**SUPPLIED ENTRIES**
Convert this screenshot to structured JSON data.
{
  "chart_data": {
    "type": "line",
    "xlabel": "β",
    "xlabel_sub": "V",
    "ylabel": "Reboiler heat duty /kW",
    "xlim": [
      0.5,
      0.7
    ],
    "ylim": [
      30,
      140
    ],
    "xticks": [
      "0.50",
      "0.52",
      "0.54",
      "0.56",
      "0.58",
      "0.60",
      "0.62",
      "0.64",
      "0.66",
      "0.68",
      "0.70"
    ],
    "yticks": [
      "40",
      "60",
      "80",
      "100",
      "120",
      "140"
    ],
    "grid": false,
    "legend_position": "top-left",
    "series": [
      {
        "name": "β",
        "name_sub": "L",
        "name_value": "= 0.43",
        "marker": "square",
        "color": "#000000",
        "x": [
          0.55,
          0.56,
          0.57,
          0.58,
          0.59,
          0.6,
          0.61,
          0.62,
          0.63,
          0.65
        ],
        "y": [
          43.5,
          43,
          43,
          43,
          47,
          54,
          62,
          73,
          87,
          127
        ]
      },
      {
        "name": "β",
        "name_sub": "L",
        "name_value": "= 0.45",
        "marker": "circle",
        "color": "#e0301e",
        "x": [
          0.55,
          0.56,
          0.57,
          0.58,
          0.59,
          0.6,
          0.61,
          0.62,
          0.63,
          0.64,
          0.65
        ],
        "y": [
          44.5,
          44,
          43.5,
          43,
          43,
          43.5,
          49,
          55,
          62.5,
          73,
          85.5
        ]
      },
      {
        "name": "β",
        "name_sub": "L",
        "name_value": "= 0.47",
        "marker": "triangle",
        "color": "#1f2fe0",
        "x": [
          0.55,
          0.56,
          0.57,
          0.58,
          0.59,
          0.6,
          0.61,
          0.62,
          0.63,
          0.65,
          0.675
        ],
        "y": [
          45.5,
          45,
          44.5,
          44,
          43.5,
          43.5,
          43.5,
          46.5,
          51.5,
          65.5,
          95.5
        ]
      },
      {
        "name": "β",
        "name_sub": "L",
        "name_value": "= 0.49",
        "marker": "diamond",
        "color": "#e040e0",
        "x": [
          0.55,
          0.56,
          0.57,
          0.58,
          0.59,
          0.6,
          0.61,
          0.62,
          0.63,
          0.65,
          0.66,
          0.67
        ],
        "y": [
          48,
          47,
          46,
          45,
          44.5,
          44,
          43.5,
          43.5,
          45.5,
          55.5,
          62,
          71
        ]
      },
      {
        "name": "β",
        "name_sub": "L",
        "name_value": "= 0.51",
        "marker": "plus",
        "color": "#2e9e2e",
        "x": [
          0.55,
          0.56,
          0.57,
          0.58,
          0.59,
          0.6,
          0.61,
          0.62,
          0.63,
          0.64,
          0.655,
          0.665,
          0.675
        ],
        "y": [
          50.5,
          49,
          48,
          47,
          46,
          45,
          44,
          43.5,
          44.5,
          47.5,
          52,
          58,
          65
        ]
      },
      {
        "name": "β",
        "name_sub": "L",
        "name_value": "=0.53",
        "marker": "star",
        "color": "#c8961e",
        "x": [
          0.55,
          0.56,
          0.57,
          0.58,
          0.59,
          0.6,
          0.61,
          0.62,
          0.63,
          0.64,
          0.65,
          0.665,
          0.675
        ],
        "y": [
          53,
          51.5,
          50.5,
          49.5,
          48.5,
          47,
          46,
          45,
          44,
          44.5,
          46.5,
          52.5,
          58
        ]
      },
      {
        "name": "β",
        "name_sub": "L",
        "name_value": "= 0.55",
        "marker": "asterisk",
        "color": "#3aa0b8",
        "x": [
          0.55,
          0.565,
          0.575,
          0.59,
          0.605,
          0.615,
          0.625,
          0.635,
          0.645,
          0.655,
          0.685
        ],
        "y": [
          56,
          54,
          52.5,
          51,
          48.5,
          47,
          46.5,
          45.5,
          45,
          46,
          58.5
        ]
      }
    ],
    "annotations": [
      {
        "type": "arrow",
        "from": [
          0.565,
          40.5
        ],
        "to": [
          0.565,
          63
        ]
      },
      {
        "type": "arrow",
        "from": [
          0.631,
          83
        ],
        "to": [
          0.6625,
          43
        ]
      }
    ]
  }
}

==

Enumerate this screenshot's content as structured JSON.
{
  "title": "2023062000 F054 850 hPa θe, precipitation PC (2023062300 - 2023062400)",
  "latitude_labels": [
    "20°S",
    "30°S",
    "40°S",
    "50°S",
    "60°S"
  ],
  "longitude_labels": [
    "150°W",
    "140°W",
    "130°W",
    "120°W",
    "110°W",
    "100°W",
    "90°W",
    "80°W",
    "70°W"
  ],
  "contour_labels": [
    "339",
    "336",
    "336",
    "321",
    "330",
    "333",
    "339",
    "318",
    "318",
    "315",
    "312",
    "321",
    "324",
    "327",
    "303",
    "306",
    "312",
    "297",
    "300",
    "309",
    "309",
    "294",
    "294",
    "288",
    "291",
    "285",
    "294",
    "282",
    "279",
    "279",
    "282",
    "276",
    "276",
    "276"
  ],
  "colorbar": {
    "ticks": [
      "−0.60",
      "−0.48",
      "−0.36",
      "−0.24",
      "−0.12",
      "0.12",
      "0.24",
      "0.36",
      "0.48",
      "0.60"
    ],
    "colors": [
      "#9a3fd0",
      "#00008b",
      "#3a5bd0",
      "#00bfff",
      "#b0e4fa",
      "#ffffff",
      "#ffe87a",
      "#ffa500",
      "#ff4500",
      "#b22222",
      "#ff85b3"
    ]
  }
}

...

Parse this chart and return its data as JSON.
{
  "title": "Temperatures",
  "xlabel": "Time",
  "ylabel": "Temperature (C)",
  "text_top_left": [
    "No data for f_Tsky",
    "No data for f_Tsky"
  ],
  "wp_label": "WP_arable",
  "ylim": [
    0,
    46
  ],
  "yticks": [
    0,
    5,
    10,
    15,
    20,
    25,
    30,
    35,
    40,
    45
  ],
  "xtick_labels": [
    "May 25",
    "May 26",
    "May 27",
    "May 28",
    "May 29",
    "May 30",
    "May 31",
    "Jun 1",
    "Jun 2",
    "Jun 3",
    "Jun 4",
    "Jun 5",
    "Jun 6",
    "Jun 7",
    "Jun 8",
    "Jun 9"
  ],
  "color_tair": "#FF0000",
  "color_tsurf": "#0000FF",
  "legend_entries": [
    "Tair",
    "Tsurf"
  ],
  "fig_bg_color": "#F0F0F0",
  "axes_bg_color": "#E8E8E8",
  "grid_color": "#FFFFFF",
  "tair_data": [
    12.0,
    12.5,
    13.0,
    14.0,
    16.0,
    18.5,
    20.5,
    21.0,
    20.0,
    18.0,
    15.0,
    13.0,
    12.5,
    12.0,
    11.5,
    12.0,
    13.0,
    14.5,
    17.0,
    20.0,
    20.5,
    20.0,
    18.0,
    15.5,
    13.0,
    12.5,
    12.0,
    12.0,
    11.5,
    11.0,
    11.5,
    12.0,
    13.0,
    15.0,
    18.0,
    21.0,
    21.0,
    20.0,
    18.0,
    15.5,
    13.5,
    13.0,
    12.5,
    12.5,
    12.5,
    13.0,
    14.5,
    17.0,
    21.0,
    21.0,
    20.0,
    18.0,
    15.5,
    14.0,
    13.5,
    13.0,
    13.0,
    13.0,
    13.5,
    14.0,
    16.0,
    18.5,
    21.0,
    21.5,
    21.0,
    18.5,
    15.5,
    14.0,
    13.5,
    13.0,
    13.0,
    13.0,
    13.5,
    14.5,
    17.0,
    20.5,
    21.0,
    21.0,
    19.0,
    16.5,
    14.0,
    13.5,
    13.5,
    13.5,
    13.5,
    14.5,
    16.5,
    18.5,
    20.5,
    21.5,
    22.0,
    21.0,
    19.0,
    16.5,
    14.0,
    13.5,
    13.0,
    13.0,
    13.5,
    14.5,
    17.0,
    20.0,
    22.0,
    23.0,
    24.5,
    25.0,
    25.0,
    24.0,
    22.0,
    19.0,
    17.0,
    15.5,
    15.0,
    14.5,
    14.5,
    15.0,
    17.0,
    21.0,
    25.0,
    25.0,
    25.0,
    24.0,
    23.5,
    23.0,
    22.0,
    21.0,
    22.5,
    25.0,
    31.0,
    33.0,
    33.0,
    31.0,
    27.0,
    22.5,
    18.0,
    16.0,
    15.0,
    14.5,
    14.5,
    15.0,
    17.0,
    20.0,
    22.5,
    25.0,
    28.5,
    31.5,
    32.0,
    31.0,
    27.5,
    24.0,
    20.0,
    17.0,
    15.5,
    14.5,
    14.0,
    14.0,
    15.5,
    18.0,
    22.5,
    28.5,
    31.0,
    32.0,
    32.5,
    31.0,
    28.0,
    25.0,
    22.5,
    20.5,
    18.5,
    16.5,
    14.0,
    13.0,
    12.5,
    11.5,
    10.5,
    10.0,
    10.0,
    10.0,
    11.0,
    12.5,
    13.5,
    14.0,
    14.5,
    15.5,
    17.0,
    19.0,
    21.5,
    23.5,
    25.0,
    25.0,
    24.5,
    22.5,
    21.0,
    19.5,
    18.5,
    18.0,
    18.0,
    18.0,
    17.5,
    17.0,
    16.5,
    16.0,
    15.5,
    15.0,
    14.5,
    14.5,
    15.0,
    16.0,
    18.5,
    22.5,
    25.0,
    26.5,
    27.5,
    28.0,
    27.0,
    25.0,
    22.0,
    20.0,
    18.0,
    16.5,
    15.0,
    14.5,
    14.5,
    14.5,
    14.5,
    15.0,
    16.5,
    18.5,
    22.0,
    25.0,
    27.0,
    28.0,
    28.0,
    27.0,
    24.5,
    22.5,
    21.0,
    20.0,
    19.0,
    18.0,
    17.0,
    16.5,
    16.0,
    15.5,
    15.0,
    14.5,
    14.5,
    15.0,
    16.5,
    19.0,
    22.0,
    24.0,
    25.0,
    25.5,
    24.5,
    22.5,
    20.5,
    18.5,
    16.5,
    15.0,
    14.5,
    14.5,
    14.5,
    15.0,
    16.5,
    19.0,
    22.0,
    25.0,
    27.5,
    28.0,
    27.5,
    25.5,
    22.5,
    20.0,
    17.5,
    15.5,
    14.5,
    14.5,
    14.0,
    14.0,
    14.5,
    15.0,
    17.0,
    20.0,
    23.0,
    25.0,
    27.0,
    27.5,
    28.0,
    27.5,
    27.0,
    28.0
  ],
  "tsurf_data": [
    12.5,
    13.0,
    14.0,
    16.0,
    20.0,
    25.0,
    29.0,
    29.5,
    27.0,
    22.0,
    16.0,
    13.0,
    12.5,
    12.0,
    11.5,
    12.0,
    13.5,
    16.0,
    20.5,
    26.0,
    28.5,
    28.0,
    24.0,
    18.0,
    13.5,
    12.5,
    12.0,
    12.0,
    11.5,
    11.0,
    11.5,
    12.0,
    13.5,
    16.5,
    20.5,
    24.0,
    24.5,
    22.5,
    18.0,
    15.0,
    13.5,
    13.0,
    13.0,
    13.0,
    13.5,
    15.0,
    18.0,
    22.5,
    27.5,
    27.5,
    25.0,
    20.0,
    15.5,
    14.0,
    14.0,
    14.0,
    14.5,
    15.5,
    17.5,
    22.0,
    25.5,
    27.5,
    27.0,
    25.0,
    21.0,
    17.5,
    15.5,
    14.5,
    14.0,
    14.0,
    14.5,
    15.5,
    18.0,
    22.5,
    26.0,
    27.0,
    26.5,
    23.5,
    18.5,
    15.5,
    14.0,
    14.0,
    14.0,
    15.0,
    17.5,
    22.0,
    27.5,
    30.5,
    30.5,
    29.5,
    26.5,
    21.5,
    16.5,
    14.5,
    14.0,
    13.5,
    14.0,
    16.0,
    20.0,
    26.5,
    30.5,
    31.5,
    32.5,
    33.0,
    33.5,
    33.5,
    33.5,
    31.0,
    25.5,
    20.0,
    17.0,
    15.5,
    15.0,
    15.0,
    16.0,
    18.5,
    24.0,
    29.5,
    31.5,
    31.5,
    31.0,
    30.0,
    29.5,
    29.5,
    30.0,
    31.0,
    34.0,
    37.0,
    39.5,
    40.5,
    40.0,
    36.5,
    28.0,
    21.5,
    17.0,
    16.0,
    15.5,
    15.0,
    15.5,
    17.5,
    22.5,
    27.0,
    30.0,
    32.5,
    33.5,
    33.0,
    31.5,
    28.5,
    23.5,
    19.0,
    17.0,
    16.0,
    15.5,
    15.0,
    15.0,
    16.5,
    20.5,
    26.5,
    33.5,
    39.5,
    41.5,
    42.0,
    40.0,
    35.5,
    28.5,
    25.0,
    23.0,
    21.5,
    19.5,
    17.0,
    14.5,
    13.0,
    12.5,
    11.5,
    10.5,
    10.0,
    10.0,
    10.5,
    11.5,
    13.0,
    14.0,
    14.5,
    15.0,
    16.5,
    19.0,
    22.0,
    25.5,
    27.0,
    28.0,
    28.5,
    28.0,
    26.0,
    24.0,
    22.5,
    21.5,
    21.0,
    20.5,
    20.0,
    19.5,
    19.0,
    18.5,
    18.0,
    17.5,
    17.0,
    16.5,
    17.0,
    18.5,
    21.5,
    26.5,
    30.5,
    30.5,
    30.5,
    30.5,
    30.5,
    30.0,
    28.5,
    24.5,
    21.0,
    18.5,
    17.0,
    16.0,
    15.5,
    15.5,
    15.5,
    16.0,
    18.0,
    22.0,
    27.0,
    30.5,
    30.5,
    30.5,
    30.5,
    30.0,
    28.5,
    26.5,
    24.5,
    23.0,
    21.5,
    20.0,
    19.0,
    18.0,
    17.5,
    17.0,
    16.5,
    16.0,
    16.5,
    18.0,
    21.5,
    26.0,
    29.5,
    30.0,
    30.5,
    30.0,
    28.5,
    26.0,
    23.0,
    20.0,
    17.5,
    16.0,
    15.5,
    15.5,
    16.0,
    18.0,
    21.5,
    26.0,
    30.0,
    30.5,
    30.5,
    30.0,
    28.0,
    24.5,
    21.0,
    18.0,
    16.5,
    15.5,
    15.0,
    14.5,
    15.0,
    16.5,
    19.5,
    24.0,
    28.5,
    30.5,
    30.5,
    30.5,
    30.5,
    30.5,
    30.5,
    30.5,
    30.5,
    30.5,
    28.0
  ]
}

**WRITTEN EXERCISE**
Copy each line of the records above that carries the word "screenshot".

**RESULT BELOW**
Convert this screenshot to structured JSON data.
Enumerate this screenshot's content as structured JSON.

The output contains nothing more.